((

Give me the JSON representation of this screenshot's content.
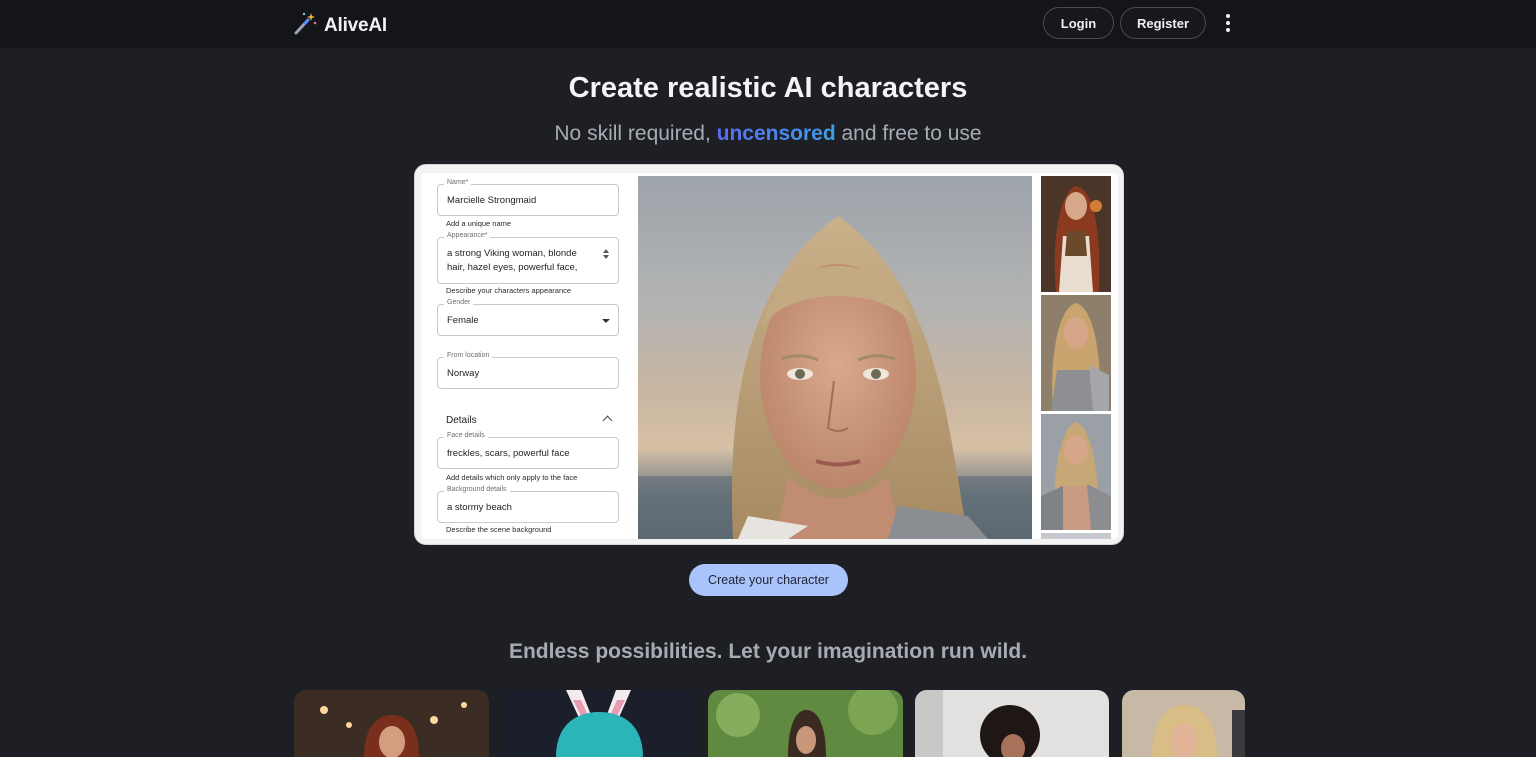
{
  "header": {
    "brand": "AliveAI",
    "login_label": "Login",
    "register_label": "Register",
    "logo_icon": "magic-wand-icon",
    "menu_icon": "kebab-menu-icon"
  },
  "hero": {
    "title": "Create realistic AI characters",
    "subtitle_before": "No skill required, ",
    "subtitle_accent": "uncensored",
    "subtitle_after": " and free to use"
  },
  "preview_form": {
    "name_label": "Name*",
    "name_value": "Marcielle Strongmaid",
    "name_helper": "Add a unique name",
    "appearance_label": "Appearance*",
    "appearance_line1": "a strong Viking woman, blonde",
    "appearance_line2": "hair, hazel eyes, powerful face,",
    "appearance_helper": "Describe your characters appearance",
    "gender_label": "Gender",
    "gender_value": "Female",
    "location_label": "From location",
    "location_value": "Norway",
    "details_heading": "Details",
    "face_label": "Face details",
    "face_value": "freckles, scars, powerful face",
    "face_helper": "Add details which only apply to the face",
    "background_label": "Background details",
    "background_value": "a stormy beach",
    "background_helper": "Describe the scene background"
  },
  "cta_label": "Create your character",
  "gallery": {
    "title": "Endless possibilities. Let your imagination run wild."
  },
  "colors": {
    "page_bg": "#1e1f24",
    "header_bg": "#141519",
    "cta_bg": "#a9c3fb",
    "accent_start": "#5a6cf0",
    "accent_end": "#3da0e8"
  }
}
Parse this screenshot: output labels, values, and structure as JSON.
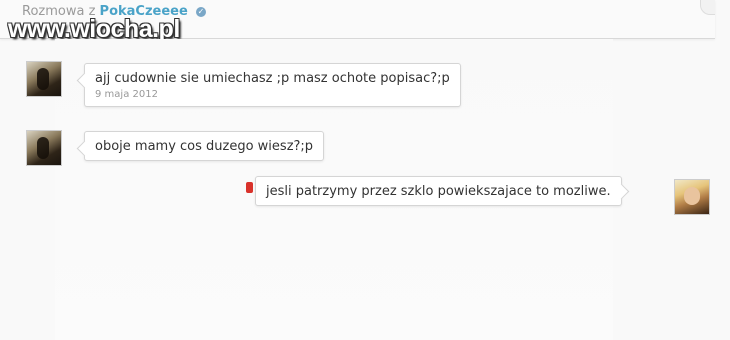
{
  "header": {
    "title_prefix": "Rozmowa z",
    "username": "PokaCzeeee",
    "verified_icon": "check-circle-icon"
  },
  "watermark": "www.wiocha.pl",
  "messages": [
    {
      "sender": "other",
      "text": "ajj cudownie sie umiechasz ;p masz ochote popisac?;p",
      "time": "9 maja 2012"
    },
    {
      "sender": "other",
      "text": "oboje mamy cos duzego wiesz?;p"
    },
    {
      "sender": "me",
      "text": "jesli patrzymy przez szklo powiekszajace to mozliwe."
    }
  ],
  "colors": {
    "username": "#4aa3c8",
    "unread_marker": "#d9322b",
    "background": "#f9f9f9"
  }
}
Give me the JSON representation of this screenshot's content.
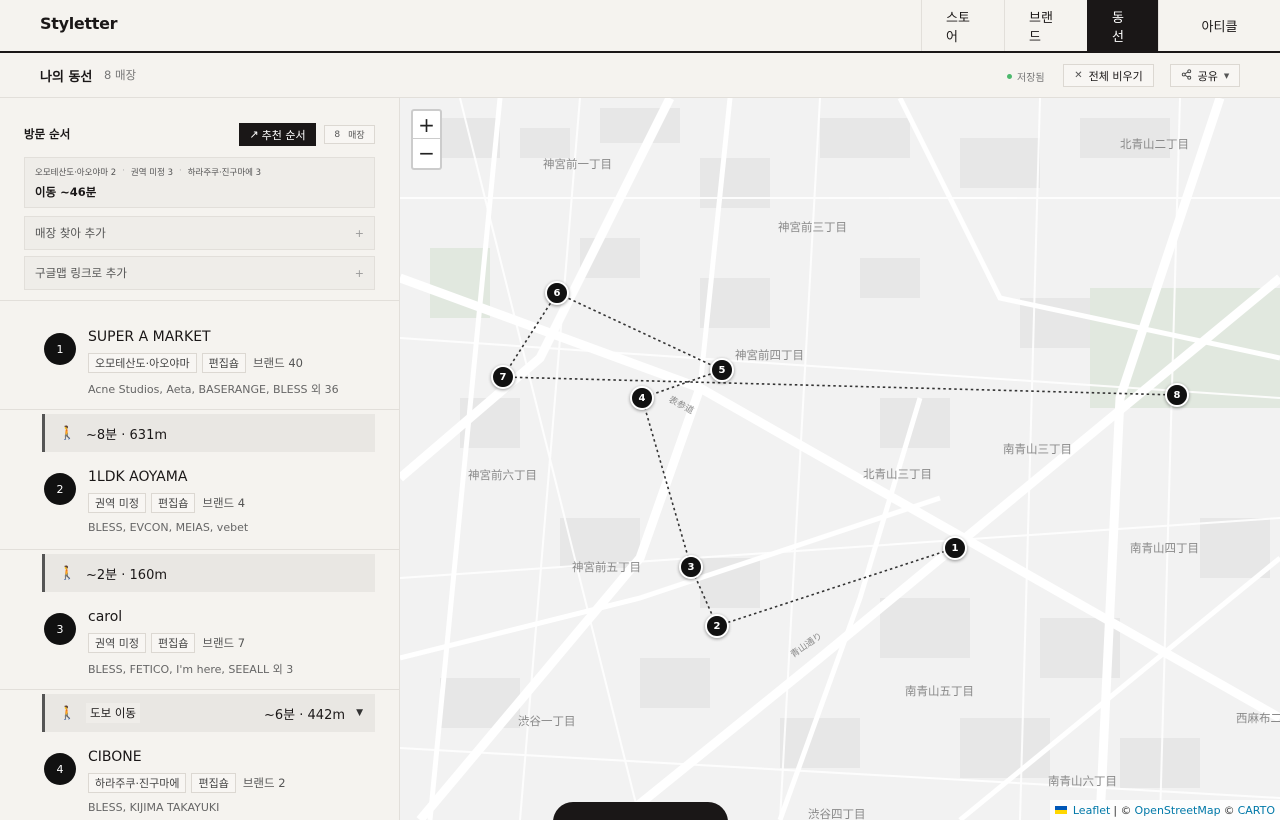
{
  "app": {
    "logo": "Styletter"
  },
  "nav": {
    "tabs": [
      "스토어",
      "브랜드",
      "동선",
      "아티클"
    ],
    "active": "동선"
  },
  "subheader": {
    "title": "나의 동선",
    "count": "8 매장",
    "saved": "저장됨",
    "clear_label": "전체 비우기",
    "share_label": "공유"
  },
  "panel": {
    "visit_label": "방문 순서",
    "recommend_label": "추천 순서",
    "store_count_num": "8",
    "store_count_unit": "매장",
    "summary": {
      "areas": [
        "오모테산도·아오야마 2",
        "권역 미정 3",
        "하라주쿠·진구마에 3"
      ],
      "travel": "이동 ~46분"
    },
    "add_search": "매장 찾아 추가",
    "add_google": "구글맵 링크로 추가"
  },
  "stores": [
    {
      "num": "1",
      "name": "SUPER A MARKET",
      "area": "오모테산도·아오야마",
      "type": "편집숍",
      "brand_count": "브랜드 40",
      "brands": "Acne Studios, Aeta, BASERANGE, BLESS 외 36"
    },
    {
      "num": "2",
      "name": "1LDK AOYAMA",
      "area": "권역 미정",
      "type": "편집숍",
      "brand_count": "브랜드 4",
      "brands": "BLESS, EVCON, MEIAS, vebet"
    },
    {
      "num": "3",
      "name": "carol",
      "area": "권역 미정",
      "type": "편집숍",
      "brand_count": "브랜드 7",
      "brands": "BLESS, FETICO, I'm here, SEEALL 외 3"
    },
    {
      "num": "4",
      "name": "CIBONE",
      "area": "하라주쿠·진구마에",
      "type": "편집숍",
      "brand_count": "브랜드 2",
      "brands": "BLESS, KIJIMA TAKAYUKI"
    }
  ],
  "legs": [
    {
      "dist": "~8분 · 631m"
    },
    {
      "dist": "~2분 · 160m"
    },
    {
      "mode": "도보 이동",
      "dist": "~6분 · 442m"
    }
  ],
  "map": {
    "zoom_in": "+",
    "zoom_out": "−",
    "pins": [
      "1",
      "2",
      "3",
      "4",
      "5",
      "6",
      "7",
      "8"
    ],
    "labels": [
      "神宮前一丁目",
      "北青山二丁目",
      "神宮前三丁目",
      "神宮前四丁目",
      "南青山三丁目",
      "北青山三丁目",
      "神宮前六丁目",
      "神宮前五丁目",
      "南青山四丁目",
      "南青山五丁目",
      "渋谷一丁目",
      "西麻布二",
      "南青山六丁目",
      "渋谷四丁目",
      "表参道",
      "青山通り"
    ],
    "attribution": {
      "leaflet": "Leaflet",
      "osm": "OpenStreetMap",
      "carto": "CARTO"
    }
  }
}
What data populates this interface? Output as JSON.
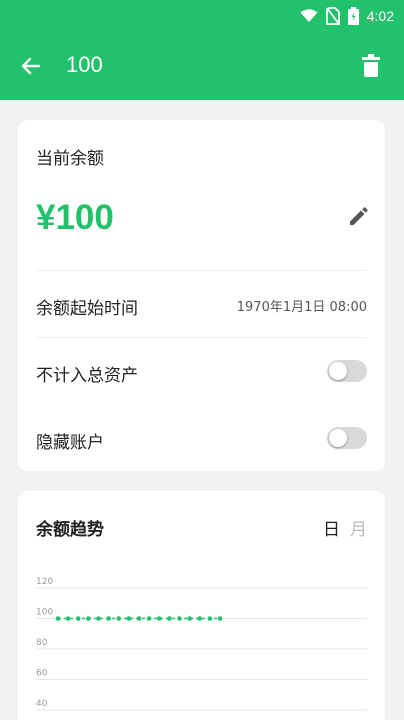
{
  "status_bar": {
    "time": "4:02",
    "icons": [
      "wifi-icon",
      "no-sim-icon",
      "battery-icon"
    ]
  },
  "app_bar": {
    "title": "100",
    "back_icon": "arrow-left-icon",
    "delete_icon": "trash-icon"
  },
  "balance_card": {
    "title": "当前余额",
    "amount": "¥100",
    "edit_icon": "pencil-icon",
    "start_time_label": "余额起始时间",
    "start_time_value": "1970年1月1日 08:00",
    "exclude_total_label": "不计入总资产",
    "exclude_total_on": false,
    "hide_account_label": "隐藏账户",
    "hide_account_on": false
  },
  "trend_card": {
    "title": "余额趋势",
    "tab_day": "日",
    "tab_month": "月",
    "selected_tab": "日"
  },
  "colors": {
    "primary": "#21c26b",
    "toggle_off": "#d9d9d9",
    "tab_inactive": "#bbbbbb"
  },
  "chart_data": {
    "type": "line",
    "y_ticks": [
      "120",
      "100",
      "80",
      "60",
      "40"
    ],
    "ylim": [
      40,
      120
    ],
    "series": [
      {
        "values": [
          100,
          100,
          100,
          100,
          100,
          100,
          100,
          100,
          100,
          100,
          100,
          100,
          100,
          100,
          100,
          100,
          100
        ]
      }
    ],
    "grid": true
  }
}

))

Copy all the records above exactly, but leave out the pictures.

OUTPUT →
Give me the JSON representation of this screenshot's content.
{
  "header": {
    "brand": "AliveAI",
    "login_label": "Login",
    "register_label": "Register",
    "logo_icon": "magic-wand-icon",
    "menu_icon": "kebab-menu-icon"
  },
  "hero": {
    "title": "Create realistic AI characters",
    "subtitle_before": "No skill required, ",
    "subtitle_accent": "uncensored",
    "subtitle_after": " and free to use"
  },
  "preview_form": {
    "name_label": "Name*",
    "name_value": "Marcielle Strongmaid",
    "name_helper": "Add a unique name",
    "appearance_label": "Appearance*",
    "appearance_line1": "a strong Viking woman, blonde",
    "appearance_line2": "hair, hazel eyes, powerful face,",
    "appearance_helper": "Describe your characters appearance",
    "gender_label": "Gender",
    "gender_value": "Female",
    "location_label": "From location",
    "location_value": "Norway",
    "details_heading": "Details",
    "face_label": "Face details",
    "face_value": "freckles, scars, powerful face",
    "face_helper": "Add details which only apply to the face",
    "background_label": "Background details",
    "background_value": "a stormy beach",
    "background_helper": "Describe the scene background"
  },
  "cta_label": "Create your character",
  "gallery": {
    "title": "Endless possibilities. Let your imagination run wild."
  },
  "colors": {
    "page_bg": "#1e1f24",
    "header_bg": "#141519",
    "cta_bg": "#a9c3fb",
    "accent_start": "#5a6cf0",
    "accent_end": "#3da0e8"
  }
}
Parse this screenshot: output labels, values, and structure as JSON.
{
  "header": {
    "title_prefix": "Rozmowa z",
    "username": "PokaCzeeee",
    "verified_icon": "check-circle-icon"
  },
  "watermark": "www.wiocha.pl",
  "messages": [
    {
      "sender": "other",
      "text": "ajj cudownie sie umiechasz ;p masz ochote popisac?;p",
      "time": "9 maja 2012"
    },
    {
      "sender": "other",
      "text": "oboje mamy cos duzego wiesz?;p"
    },
    {
      "sender": "me",
      "text": "jesli patrzymy przez szklo powiekszajace to mozliwe."
    }
  ],
  "colors": {
    "username": "#4aa3c8",
    "unread_marker": "#d9322b",
    "background": "#f9f9f9"
  }
}
Give me the JSON representation of this screenshot's content.
{
  "app": {
    "logo": "Styletter"
  },
  "nav": {
    "tabs": [
      "스토어",
      "브랜드",
      "동선",
      "아티클"
    ],
    "active": "동선"
  },
  "subheader": {
    "title": "나의 동선",
    "count": "8 매장",
    "saved": "저장됨",
    "clear_label": "전체 비우기",
    "share_label": "공유"
  },
  "panel": {
    "visit_label": "방문 순서",
    "recommend_label": "추천 순서",
    "store_count_num": "8",
    "store_count_unit": "매장",
    "summary": {
      "areas": [
        "오모테산도·아오야마 2",
        "권역 미정 3",
        "하라주쿠·진구마에 3"
      ],
      "travel": "이동 ~46분"
    },
    "add_search": "매장 찾아 추가",
    "add_google": "구글맵 링크로 추가"
  },
  "stores": [
    {
      "num": "1",
      "name": "SUPER A MARKET",
      "area": "오모테산도·아오야마",
      "type": "편집숍",
      "brand_count": "브랜드 40",
      "brands": "Acne Studios, Aeta, BASERANGE, BLESS 외 36"
    },
    {
      "num": "2",
      "name": "1LDK AOYAMA",
      "area": "권역 미정",
      "type": "편집숍",
      "brand_count": "브랜드 4",
      "brands": "BLESS, EVCON, MEIAS, vebet"
    },
    {
      "num": "3",
      "name": "carol",
      "area": "권역 미정",
      "type": "편집숍",
      "brand_count": "브랜드 7",
      "brands": "BLESS, FETICO, I'm here, SEEALL 외 3"
    },
    {
      "num": "4",
      "name": "CIBONE",
      "area": "하라주쿠·진구마에",
      "type": "편집숍",
      "brand_count": "브랜드 2",
      "brands": "BLESS, KIJIMA TAKAYUKI"
    }
  ],
  "legs": [
    {
      "dist": "~8분 · 631m"
    },
    {
      "dist": "~2분 · 160m"
    },
    {
      "mode": "도보 이동",
      "dist": "~6분 · 442m"
    }
  ],
  "map": {
    "zoom_in": "+",
    "zoom_out": "−",
    "pins": [
      "1",
      "2",
      "3",
      "4",
      "5",
      "6",
      "7",
      "8"
    ],
    "labels": [
      "神宮前一丁目",
      "北青山二丁目",
      "神宮前三丁目",
      "神宮前四丁目",
      "南青山三丁目",
      "北青山三丁目",
      "神宮前六丁目",
      "神宮前五丁目",
      "南青山四丁目",
      "南青山五丁目",
      "渋谷一丁目",
      "西麻布二",
      "南青山六丁目",
      "渋谷四丁目",
      "表参道",
      "青山通り"
    ],
    "attribution": {
      "leaflet": "Leaflet",
      "osm": "OpenStreetMap",
      "carto": "CARTO"
    }
  }
}
What data populates this interface? Output as JSON.
{
  "status_bar": {
    "time": "4:02",
    "icons": [
      "wifi-icon",
      "no-sim-icon",
      "battery-icon"
    ]
  },
  "app_bar": {
    "title": "100",
    "back_icon": "arrow-left-icon",
    "delete_icon": "trash-icon"
  },
  "balance_card": {
    "title": "当前余额",
    "amount": "¥100",
    "edit_icon": "pencil-icon",
    "start_time_label": "余额起始时间",
    "start_time_value": "1970年1月1日 08:00",
    "exclude_total_label": "不计入总资产",
    "exclude_total_on": false,
    "hide_account_label": "隐藏账户",
    "hide_account_on": false
  },
  "trend_card": {
    "title": "余额趋势",
    "tab_day": "日",
    "tab_month": "月",
    "selected_tab": "日"
  },
  "colors": {
    "primary": "#21c26b",
    "toggle_off": "#d9d9d9",
    "tab_inactive": "#bbbbbb"
  },
  "chart_data": {
    "type": "line",
    "y_ticks": [
      "120",
      "100",
      "80",
      "60",
      "40"
    ],
    "ylim": [
      40,
      120
    ],
    "series": [
      {
        "values": [
          100,
          100,
          100,
          100,
          100,
          100,
          100,
          100,
          100,
          100,
          100,
          100,
          100,
          100,
          100,
          100,
          100
        ]
      }
    ],
    "grid": true
  }
}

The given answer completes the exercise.